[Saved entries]
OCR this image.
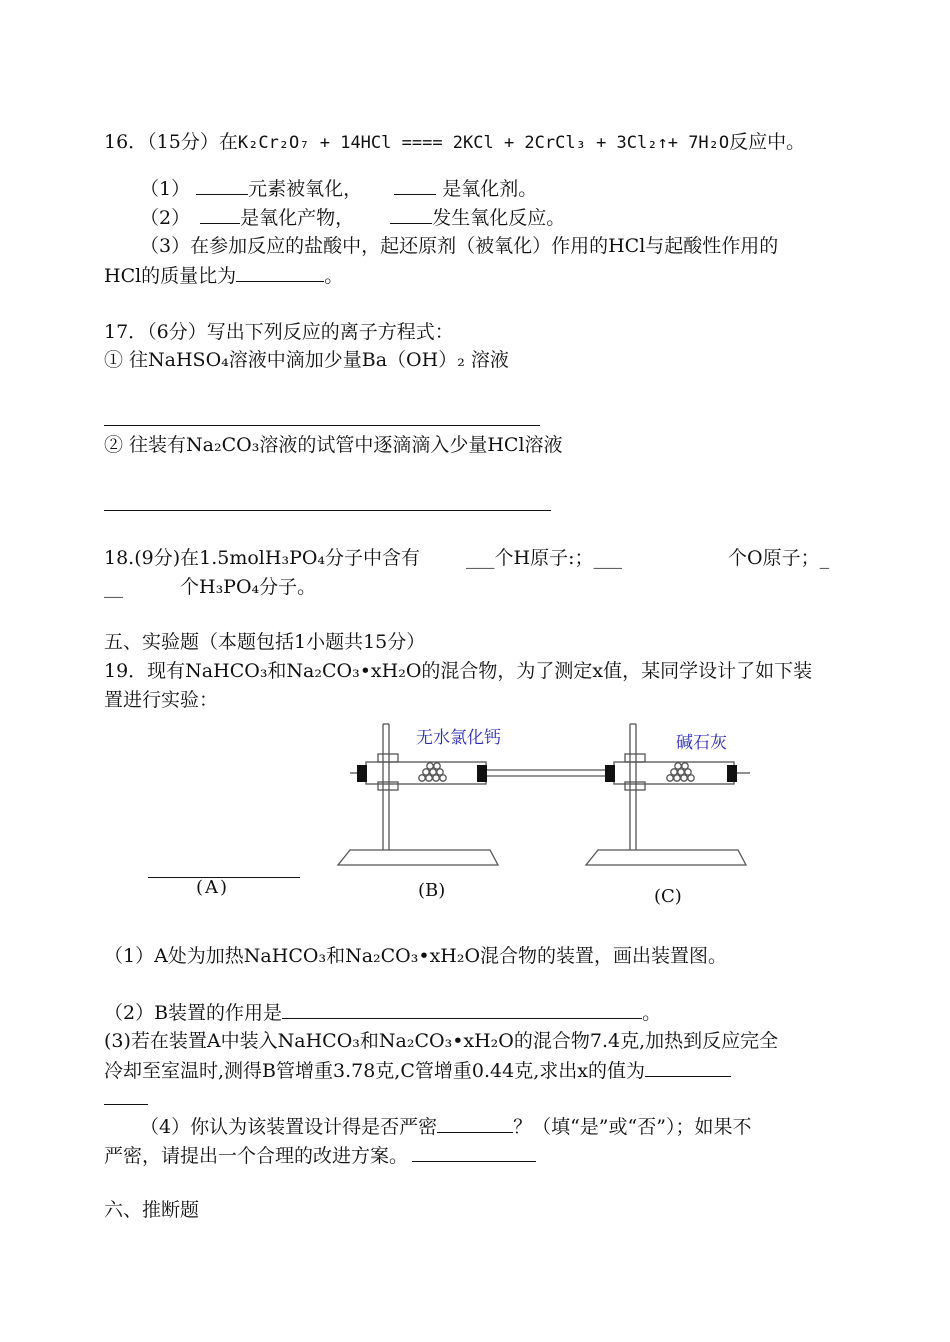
16．（15分）在K₂Cr₂O₇ + 14HCl ==== 2KCl + 2CrCl₃ + 3Cl₂↑+ 7H₂O反应中。
（1）	元素被氧化，	是氧化剂。
（2）	是氧化产物，	发生氧化反应。
（3）在参加反应的盐酸中，起还原剂（被氧化）作用的HCl与起酸性作用的
HCl的质量比为	。
17．（6分）写出下列反应的离子方程式：
① 往NaHSO₄溶液中滴加少量Ba（OH）₂ 溶液
② 往装有Na₂CO₃溶液的试管中逐滴滴入少量HCl溶液
18.(9分)在1.5molH₃PO₄分子中含有 ___个H原子:；___	个O原子；_
__	个H₃PO₄分子。
五、实验题（本题包括1小题共15分）
19．现有NaHCO₃和Na₂CO₃•xH₂O的混合物，为了测定x值，某同学设计了如下装
置进行实验：
无水氯化钙	碱石灰
(A)	(B)	(C)
（1）A处为加热NaHCO₃和Na₂CO₃•xH₂O混合物的装置，画出装置图。
（2）B装置的作用是	。
(3)若在装置A中装入NaHCO₃和Na₂CO₃•xH₂O的混合物7.4克,加热到反应完全
冷却至室温时,测得B管增重3.78克,C管增重0.44克,求出x的值为
（4）你认为该装置设计得是否严密	？（填“是”或“否”）；如果不
严密，请提出一个合理的改进方案。
六、推断题
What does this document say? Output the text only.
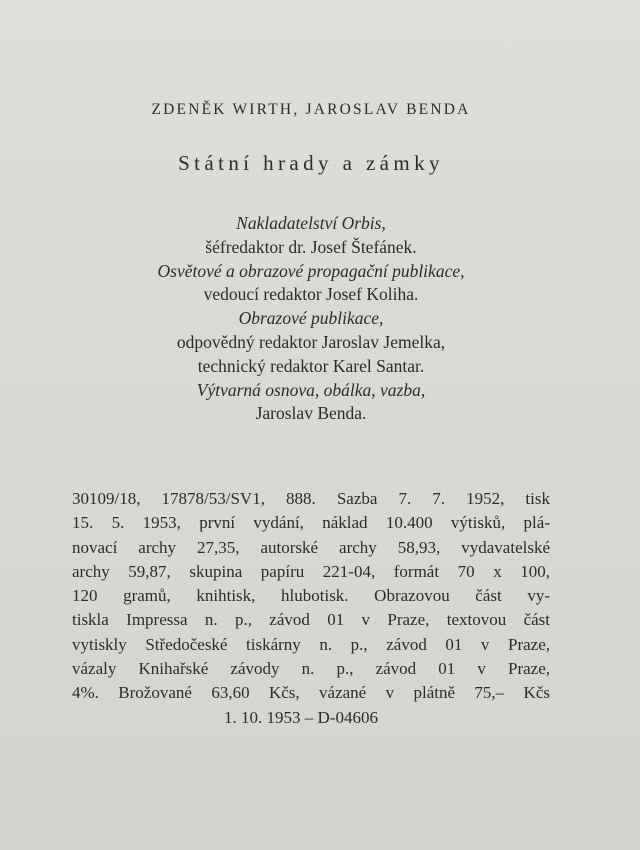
ZDENĚK WIRTH, JAROSLAV BENDA
Státní hrady a zámky
Nakladatelství Orbis,
šéfredaktor dr. Josef Štefánek.
Osvětové a obrazové propagační publikace,
vedoucí redaktor Josef Koliha.
Obrazové publikace,
odpovědný redaktor Jaroslav Jemelka,
technický redaktor Karel Santar.
Výtvarná osnova, obálka, vazba,
Jaroslav Benda.
30109/18, 17878/53/SV1, 888. Sazba 7. 7. 1952, tisk
15. 5. 1953, první vydání, náklad 10.400 výtisků, plá-
novací archy 27,35, autorské archy 58,93, vydavatelské
archy 59,87, skupina papíru 221-04, formát 70 x 100,
120 gramů, knihtisk, hlubotisk. Obrazovou část vy-
tiskla Impressa n. p., závod 01 v Praze, textovou část
vytiskly Středočeské tiskárny n. p., závod 01 v Praze,
vázaly Knihařské závody n. p., závod 01 v Praze,
4%. Brožované 63,60 Kčs, vázané v plátně 75,– Kčs
1. 10. 1953 – D-04606
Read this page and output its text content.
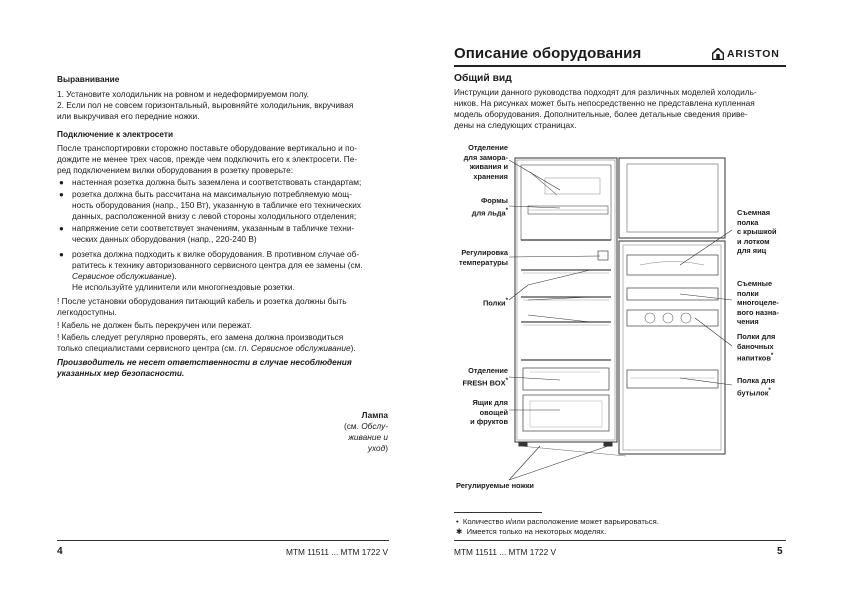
Выравнивание
1. Установите холодильник на ровном и недеформируемом полу.
2. Если пол не совсем горизонтальный, выровняйте холодильник, вкручивая
или выкручивая его передние ножки.
Подключение к электросети
После транспортировки сторожно поставьте оборудование вертикально и по-
дождите не менее трех часов, прежде чем подключить его к электросети. Пе-
ред подключением вилки оборудования в розетку проверьте:
● настенная розетка должна быть заземлена и соответствовать стандартам;
● розетка должна быть рассчитана на максимальную потребляемую мощ-
ность оборудования (напр., 150 Вт), указанную в табличке его технических
данных, расположенной внизу с левой стороны холодильного отделения;
● напряжение сети соответствует значениям, указанным в табличке техни-
ческих данных оборудования (напр., 220-240 В)
● розетка должна подходить к вилке оборудования. В противном случае об-
ратитесь к технику авторизованного сервисного центра для ее замены (см.
Сервисное обслуживание).
Не используйте удлинители или многогнездовые розетки.
! После установки оборудования питающий кабель и розетка должны быть
легкодоступны.
! Кабель не должен быть перекручен или пережат.
! Кабель следует регулярно проверять, его замена должна производиться
только специалистами сервисного центра (см. гл. Сервисное обслуживание).
Производитель не несет ответственности в случае несоблюдения
указанных мер безопасности.
Лампа
(см. Обслу-
живание и
уход)
4	MTM 11511 ... MTM 1722 V
Описание оборудования	ARISTON
Общий вид
Инструкции данного руководства подходят для различных моделей холодиль-
ников. На рисунках может быть непосредственно не представлена купленная
модель оборудования. Дополнительные, более детальные сведения приве-
дены на следующих страницах.
Отделение
для замора-
живания и
хранения
Формы
для льда*
Регулировка
температуры
Полки*
Отделение
FRESH BOX*
Ящик для
овощей
и фруктов
Регулируемые ножки
Съемная
полка
с крышкой
и лотком
для яиц
Съемные
полки
многоцеле-
вого назна-
чения
Полки для
баночных
напитков*
Полка для
бутылок*
• Количество и/или расположение может варьироваться.
✱ Имеется только на некоторых моделях.
MTM 11511 ... MTM 1722 V	5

- [Do this]: Scan the material for lines with the word "část", and copy each line you find.

- [In response]:
120 gramů, knihtisk, hlubotisk. Obrazovou část vy-
tiskla Impressa n. p., závod 01 v Praze, textovou část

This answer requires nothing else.